▸ **Stored items**:
++++++++++
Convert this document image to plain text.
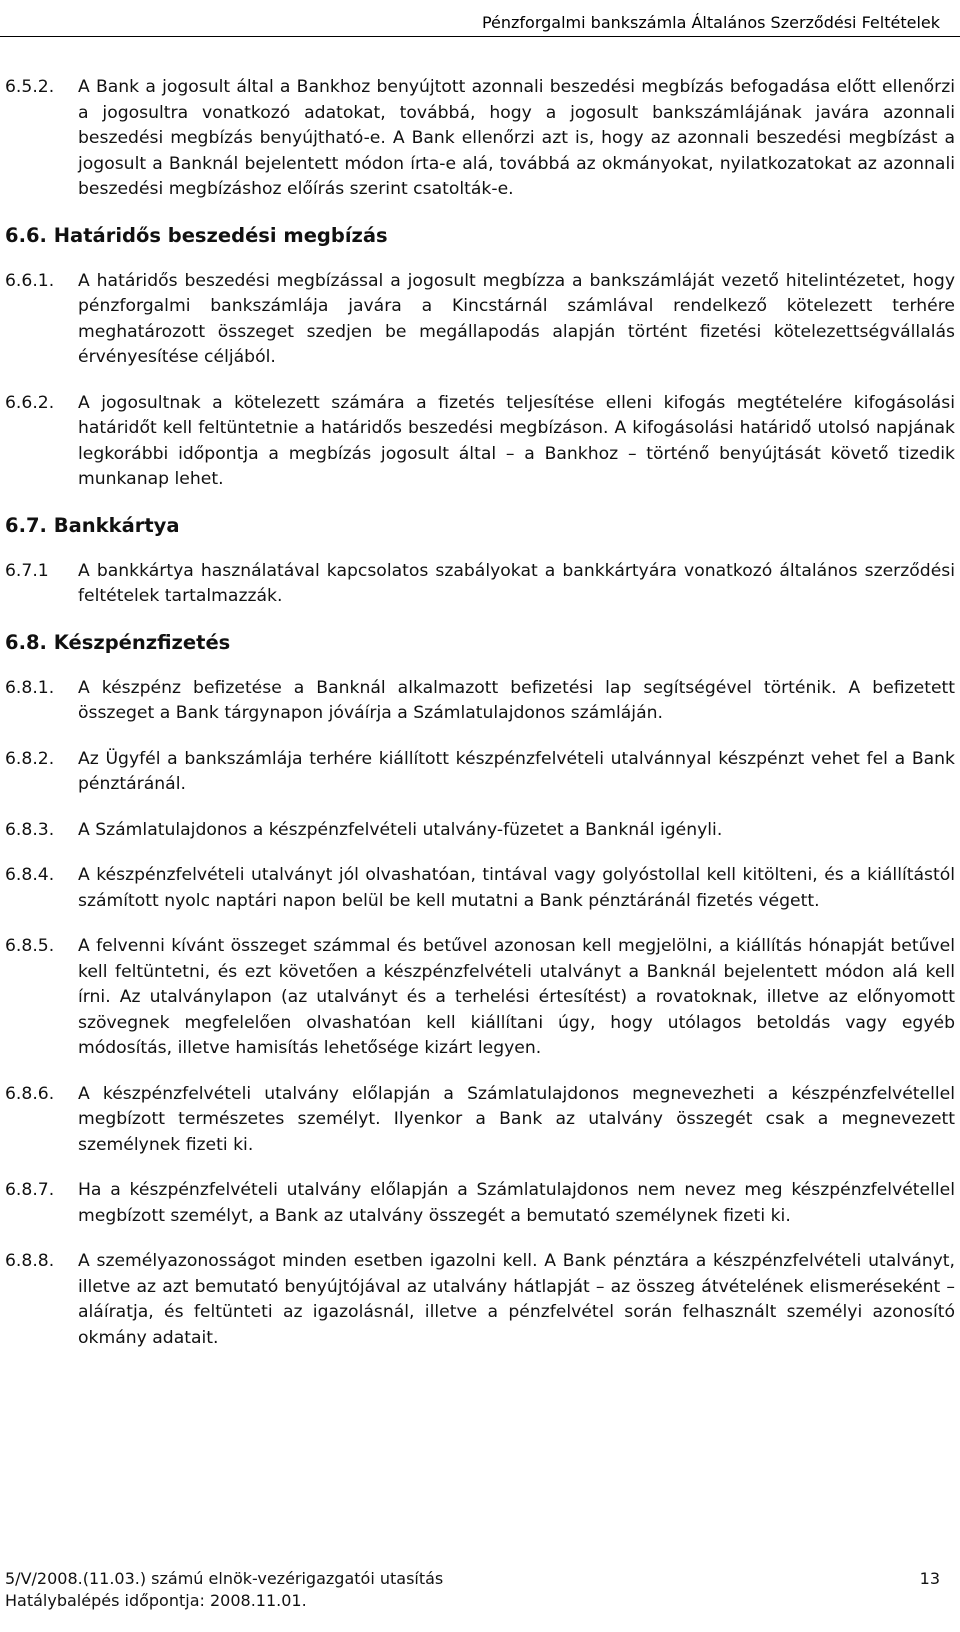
Pénzforgalmi bankszámla Általános Szerződési Feltételek
6.5.2.	A Bank a jogosult által a Bankhoz benyújtott azonnali beszedési megbízás befogadása előtt ellenőrzi a jogosultra vonatkozó adatokat, továbbá, hogy a jogosult bankszámlájának javára azonnali beszedési megbízás benyújtható-e. A Bank ellenőrzi azt is, hogy az azonnali beszedési megbízást a jogosult a Banknál bejelentett módon írta-e alá, továbbá az okmányokat, nyilatkozatokat az azonnali beszedési megbízáshoz előírás szerint csatolták-e.
6.6. Határidős beszedési megbízás
6.6.1.	A határidős beszedési megbízással a jogosult megbízza a bankszámláját vezető hitelintézetet, hogy pénzforgalmi bankszámlája javára a Kincstárnál számlával rendelkező kötelezett terhére meghatározott összeget szedjen be megállapodás alapján történt fizetési kötelezettségvállalás érvényesítése céljából.
6.6.2.	A jogosultnak a kötelezett számára a fizetés teljesítése elleni kifogás megtételére kifogásolási határidőt kell feltüntetnie a határidős beszedési megbízáson. A kifogásolási határidő utolsó napjának legkorábbi időpontja a megbízás jogosult által – a Bankhoz – történő benyújtását követő tizedik munkanap lehet.
6.7. Bankkártya
6.7.1	A bankkártya használatával kapcsolatos szabályokat a bankkártyára vonatkozó általános szerződési feltételek tartalmazzák.
6.8. Készpénzfizetés
6.8.1.	A készpénz befizetése a Banknál alkalmazott befizetési lap segítségével történik. A befizetett összeget a Bank tárgynapon jóváírja a Számlatulajdonos számláján.
6.8.2.	Az Ügyfél a bankszámlája terhére kiállított készpénzfelvételi utalvánnyal készpénzt vehet fel a Bank pénztáránál.
6.8.3.	A Számlatulajdonos a készpénzfelvételi utalvány-füzetet a Banknál igényli.
6.8.4.	A készpénzfelvételi utalványt jól olvashatóan, tintával vagy golyóstollal kell kitölteni, és a kiállítástól számított nyolc naptári napon belül be kell mutatni a Bank pénztáránál fizetés végett.
6.8.5.	A felvenni kívánt összeget számmal és betűvel azonosan kell megjelölni, a kiállítás hónapját betűvel kell feltüntetni, és ezt követően a készpénzfelvételi utalványt a Banknál bejelentett módon alá kell írni. Az utalványlapon (az utalványt és a terhelési értesítést) a rovatoknak, illetve az előnyomott szövegnek megfelelően olvashatóan kell kiállítani úgy, hogy utólagos betoldás vagy egyéb módosítás, illetve hamisítás lehetősége kizárt legyen.
6.8.6.	A készpénzfelvételi utalvány előlapján a Számlatulajdonos megnevezheti a készpénzfelvétellel megbízott természetes személyt. Ilyenkor a Bank az utalvány összegét csak a megnevezett személynek fizeti ki.
6.8.7.	Ha a készpénzfelvételi utalvány előlapján a Számlatulajdonos nem nevez meg készpénzfelvétellel megbízott személyt, a Bank az utalvány összegét a bemutató személynek fizeti ki.
6.8.8.	A személyazonosságot minden esetben igazolni kell. A Bank pénztára a készpénzfelvételi utalványt, illetve az azt bemutató benyújtójával az utalvány hátlapját – az összeg átvételének elismeréseként – aláíratja, és feltünteti az igazolásnál, illetve a pénzfelvétel során felhasznált személyi azonosító okmány adatait.
5/V/2008.(11.03.) számú elnök-vezérigazgatói utasítás
Hatálybalépés időpontja: 2008.11.01.
13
++++++++++
▸ **WHAT YOU NEED TO DO**:
Using the listing above, return all lines where the word "Számlatulajdonos" occurs.

▸ **FINAL ANSWER**:
6.8.1.	A készpénz befizetése a Banknál alkalmazott befizetési lap segítségével történik. A befizetett összeget a Bank tárgynapon jóváírja a Számlatulajdonos számláján.
6.8.3.	A Számlatulajdonos a készpénzfelvételi utalvány-füzetet a Banknál igényli.
6.8.6.	A készpénzfelvételi utalvány előlapján a Számlatulajdonos megnevezheti a készpénzfelvétellel megbízott természetes személyt. Ilyenkor a Bank az utalvány összegét csak a megnevezett személynek fizeti ki.
6.8.7.	Ha a készpénzfelvételi utalvány előlapján a Számlatulajdonos nem nevez meg készpénzfelvétellel megbízott személyt, a Bank az utalvány összegét a bemutató személynek fizeti ki.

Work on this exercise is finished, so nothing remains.